> STORED ROWS:
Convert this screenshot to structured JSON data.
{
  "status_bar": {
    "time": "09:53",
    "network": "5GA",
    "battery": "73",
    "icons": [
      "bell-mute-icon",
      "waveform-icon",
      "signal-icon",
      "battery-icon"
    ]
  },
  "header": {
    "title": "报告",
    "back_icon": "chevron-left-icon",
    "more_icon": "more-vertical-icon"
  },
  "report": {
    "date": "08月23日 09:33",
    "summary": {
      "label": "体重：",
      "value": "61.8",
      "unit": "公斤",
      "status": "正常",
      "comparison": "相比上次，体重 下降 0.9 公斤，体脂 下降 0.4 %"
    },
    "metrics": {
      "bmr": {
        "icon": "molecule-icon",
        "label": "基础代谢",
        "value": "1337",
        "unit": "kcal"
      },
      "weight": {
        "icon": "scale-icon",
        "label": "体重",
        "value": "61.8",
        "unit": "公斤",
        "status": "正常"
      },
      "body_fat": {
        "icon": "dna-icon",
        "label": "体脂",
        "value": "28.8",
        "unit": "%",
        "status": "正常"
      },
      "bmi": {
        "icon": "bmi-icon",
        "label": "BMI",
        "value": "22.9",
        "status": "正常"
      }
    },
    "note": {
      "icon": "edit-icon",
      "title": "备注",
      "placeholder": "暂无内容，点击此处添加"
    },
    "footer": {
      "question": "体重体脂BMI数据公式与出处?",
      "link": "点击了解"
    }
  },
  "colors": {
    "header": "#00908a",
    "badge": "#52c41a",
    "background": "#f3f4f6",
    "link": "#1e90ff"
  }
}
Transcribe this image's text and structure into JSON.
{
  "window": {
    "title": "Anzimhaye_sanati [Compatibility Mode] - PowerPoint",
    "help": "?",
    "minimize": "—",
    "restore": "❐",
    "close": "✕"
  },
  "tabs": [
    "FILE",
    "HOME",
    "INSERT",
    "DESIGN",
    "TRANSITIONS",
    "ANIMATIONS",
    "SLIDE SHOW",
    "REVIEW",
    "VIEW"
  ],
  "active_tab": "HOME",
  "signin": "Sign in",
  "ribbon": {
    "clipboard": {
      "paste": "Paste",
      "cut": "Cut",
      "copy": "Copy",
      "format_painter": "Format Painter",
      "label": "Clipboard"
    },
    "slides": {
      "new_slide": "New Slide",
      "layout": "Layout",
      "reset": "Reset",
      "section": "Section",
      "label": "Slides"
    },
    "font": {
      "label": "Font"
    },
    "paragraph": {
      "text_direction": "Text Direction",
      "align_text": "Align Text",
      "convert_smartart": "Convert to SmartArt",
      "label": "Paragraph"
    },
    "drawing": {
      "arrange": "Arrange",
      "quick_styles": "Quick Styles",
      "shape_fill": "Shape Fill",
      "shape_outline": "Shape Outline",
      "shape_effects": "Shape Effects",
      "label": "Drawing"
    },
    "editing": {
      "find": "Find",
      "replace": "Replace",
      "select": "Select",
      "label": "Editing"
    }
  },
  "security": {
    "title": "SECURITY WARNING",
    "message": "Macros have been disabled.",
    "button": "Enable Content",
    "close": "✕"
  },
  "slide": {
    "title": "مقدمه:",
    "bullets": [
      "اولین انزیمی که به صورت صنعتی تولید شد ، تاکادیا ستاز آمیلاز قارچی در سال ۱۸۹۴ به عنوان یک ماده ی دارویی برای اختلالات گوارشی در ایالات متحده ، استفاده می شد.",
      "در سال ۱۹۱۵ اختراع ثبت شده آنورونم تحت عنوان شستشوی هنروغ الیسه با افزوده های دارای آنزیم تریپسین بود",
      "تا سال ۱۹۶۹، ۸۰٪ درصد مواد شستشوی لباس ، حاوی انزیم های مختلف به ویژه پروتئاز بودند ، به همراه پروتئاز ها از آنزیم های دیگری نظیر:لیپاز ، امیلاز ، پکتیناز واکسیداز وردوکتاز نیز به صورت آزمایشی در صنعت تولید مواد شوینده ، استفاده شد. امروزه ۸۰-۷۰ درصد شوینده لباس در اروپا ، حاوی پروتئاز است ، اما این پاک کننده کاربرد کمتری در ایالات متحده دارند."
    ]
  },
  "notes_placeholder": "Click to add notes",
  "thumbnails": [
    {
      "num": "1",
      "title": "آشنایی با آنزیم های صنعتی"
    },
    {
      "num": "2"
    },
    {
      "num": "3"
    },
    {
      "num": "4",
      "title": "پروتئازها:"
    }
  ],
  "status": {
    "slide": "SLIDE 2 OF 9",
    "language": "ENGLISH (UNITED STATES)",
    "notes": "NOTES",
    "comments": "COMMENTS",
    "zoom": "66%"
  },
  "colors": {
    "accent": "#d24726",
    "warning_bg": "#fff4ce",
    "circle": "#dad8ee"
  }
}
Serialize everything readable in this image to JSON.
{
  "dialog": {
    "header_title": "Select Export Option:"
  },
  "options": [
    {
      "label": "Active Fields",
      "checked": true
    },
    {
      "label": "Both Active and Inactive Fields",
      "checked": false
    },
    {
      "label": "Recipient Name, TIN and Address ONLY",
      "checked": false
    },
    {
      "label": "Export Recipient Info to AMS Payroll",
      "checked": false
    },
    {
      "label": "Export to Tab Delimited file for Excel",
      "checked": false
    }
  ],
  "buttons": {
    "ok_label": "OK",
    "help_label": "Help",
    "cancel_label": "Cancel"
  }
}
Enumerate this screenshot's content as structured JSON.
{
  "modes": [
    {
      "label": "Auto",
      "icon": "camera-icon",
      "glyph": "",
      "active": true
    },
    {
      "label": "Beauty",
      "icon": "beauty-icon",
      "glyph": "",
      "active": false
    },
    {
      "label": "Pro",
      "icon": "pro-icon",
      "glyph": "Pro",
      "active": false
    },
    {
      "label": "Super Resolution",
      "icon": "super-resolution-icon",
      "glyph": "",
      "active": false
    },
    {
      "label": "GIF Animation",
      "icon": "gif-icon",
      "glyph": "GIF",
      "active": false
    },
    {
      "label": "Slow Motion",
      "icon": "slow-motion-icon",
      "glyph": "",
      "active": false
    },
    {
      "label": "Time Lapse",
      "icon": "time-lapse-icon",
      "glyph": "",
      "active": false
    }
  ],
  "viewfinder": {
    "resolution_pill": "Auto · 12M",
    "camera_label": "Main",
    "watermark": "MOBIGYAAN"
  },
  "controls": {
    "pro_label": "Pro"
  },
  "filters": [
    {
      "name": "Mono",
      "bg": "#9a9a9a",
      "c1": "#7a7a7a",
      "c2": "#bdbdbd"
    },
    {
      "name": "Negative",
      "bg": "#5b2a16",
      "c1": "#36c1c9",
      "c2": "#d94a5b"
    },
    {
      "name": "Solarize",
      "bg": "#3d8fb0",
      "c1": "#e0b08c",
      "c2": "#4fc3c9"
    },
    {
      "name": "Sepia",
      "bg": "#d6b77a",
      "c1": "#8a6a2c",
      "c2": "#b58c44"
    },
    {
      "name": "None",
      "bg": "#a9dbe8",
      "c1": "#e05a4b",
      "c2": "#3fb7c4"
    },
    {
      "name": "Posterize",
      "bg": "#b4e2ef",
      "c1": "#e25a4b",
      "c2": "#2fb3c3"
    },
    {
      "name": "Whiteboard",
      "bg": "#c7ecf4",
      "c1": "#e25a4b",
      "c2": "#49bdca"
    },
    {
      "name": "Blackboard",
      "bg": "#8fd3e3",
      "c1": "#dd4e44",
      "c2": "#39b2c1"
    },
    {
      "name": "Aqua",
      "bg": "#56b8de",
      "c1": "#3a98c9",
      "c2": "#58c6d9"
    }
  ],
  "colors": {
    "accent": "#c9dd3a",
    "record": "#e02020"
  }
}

> EXERCISE DESCRIPTION: Please return the data above exactly as given.

> RESULT:
Convert this screenshot to structured JSON data.
{
  "status_bar": {
    "time": "09:53",
    "network": "5GA",
    "battery": "73",
    "icons": [
      "bell-mute-icon",
      "waveform-icon",
      "signal-icon",
      "battery-icon"
    ]
  },
  "header": {
    "title": "报告",
    "back_icon": "chevron-left-icon",
    "more_icon": "more-vertical-icon"
  },
  "report": {
    "date": "08月23日 09:33",
    "summary": {
      "label": "体重：",
      "value": "61.8",
      "unit": "公斤",
      "status": "正常",
      "comparison": "相比上次，体重 下降 0.9 公斤，体脂 下降 0.4 %"
    },
    "metrics": {
      "bmr": {
        "icon": "molecule-icon",
        "label": "基础代谢",
        "value": "1337",
        "unit": "kcal"
      },
      "weight": {
        "icon": "scale-icon",
        "label": "体重",
        "value": "61.8",
        "unit": "公斤",
        "status": "正常"
      },
      "body_fat": {
        "icon": "dna-icon",
        "label": "体脂",
        "value": "28.8",
        "unit": "%",
        "status": "正常"
      },
      "bmi": {
        "icon": "bmi-icon",
        "label": "BMI",
        "value": "22.9",
        "status": "正常"
      }
    },
    "note": {
      "icon": "edit-icon",
      "title": "备注",
      "placeholder": "暂无内容，点击此处添加"
    },
    "footer": {
      "question": "体重体脂BMI数据公式与出处?",
      "link": "点击了解"
    }
  },
  "colors": {
    "header": "#00908a",
    "badge": "#52c41a",
    "background": "#f3f4f6",
    "link": "#1e90ff"
  }
}
Transcribe this image's text and structure into JSON.
{
  "window": {
    "title": "Anzimhaye_sanati [Compatibility Mode] - PowerPoint",
    "help": "?",
    "minimize": "—",
    "restore": "❐",
    "close": "✕"
  },
  "tabs": [
    "FILE",
    "HOME",
    "INSERT",
    "DESIGN",
    "TRANSITIONS",
    "ANIMATIONS",
    "SLIDE SHOW",
    "REVIEW",
    "VIEW"
  ],
  "active_tab": "HOME",
  "signin": "Sign in",
  "ribbon": {
    "clipboard": {
      "paste": "Paste",
      "cut": "Cut",
      "copy": "Copy",
      "format_painter": "Format Painter",
      "label": "Clipboard"
    },
    "slides": {
      "new_slide": "New Slide",
      "layout": "Layout",
      "reset": "Reset",
      "section": "Section",
      "label": "Slides"
    },
    "font": {
      "label": "Font"
    },
    "paragraph": {
      "text_direction": "Text Direction",
      "align_text": "Align Text",
      "convert_smartart": "Convert to SmartArt",
      "label": "Paragraph"
    },
    "drawing": {
      "arrange": "Arrange",
      "quick_styles": "Quick Styles",
      "shape_fill": "Shape Fill",
      "shape_outline": "Shape Outline",
      "shape_effects": "Shape Effects",
      "label": "Drawing"
    },
    "editing": {
      "find": "Find",
      "replace": "Replace",
      "select": "Select",
      "label": "Editing"
    }
  },
  "security": {
    "title": "SECURITY WARNING",
    "message": "Macros have been disabled.",
    "button": "Enable Content",
    "close": "✕"
  },
  "slide": {
    "title": "مقدمه:",
    "bullets": [
      "اولین انزیمی که به صورت صنعتی تولید شد ، تاکادیا ستاز آمیلاز قارچی در سال ۱۸۹۴ به عنوان یک ماده ی دارویی برای اختلالات گوارشی در ایالات متحده ، استفاده می شد.",
      "در سال ۱۹۱۵ اختراع ثبت شده آنورونم تحت عنوان شستشوی هنروغ الیسه با افزوده های دارای آنزیم تریپسین بود",
      "تا سال ۱۹۶۹، ۸۰٪ درصد مواد شستشوی لباس ، حاوی انزیم های مختلف به ویژه پروتئاز بودند ، به همراه پروتئاز ها از آنزیم های دیگری نظیر:لیپاز ، امیلاز ، پکتیناز واکسیداز وردوکتاز نیز به صورت آزمایشی در صنعت تولید مواد شوینده ، استفاده شد. امروزه ۸۰-۷۰ درصد شوینده لباس در اروپا ، حاوی پروتئاز است ، اما این پاک کننده کاربرد کمتری در ایالات متحده دارند."
    ]
  },
  "notes_placeholder": "Click to add notes",
  "thumbnails": [
    {
      "num": "1",
      "title": "آشنایی با آنزیم های صنعتی"
    },
    {
      "num": "2"
    },
    {
      "num": "3"
    },
    {
      "num": "4",
      "title": "پروتئازها:"
    }
  ],
  "status": {
    "slide": "SLIDE 2 OF 9",
    "language": "ENGLISH (UNITED STATES)",
    "notes": "NOTES",
    "comments": "COMMENTS",
    "zoom": "66%"
  },
  "colors": {
    "accent": "#d24726",
    "warning_bg": "#fff4ce",
    "circle": "#dad8ee"
  }
}
Serialize everything readable in this image to JSON.
{
  "dialog": {
    "header_title": "Select Export Option:"
  },
  "options": [
    {
      "label": "Active Fields",
      "checked": true
    },
    {
      "label": "Both Active and Inactive Fields",
      "checked": false
    },
    {
      "label": "Recipient Name, TIN and Address ONLY",
      "checked": false
    },
    {
      "label": "Export Recipient Info to AMS Payroll",
      "checked": false
    },
    {
      "label": "Export to Tab Delimited file for Excel",
      "checked": false
    }
  ],
  "buttons": {
    "ok_label": "OK",
    "help_label": "Help",
    "cancel_label": "Cancel"
  }
}
Enumerate this screenshot's content as structured JSON.
{
  "modes": [
    {
      "label": "Auto",
      "icon": "camera-icon",
      "glyph": "",
      "active": true
    },
    {
      "label": "Beauty",
      "icon": "beauty-icon",
      "glyph": "",
      "active": false
    },
    {
      "label": "Pro",
      "icon": "pro-icon",
      "glyph": "Pro",
      "active": false
    },
    {
      "label": "Super Resolution",
      "icon": "super-resolution-icon",
      "glyph": "",
      "active": false
    },
    {
      "label": "GIF Animation",
      "icon": "gif-icon",
      "glyph": "GIF",
      "active": false
    },
    {
      "label": "Slow Motion",
      "icon": "slow-motion-icon",
      "glyph": "",
      "active": false
    },
    {
      "label": "Time Lapse",
      "icon": "time-lapse-icon",
      "glyph": "",
      "active": false
    }
  ],
  "viewfinder": {
    "resolution_pill": "Auto · 12M",
    "camera_label": "Main",
    "watermark": "MOBIGYAAN"
  },
  "controls": {
    "pro_label": "Pro"
  },
  "filters": [
    {
      "name": "Mono",
      "bg": "#9a9a9a",
      "c1": "#7a7a7a",
      "c2": "#bdbdbd"
    },
    {
      "name": "Negative",
      "bg": "#5b2a16",
      "c1": "#36c1c9",
      "c2": "#d94a5b"
    },
    {
      "name": "Solarize",
      "bg": "#3d8fb0",
      "c1": "#e0b08c",
      "c2": "#4fc3c9"
    },
    {
      "name": "Sepia",
      "bg": "#d6b77a",
      "c1": "#8a6a2c",
      "c2": "#b58c44"
    },
    {
      "name": "None",
      "bg": "#a9dbe8",
      "c1": "#e05a4b",
      "c2": "#3fb7c4"
    },
    {
      "name": "Posterize",
      "bg": "#b4e2ef",
      "c1": "#e25a4b",
      "c2": "#2fb3c3"
    },
    {
      "name": "Whiteboard",
      "bg": "#c7ecf4",
      "c1": "#e25a4b",
      "c2": "#49bdca"
    },
    {
      "name": "Blackboard",
      "bg": "#8fd3e3",
      "c1": "#dd4e44",
      "c2": "#39b2c1"
    },
    {
      "name": "Aqua",
      "bg": "#56b8de",
      "c1": "#3a98c9",
      "c2": "#58c6d9"
    }
  ],
  "colors": {
    "accent": "#c9dd3a",
    "record": "#e02020"
  }
}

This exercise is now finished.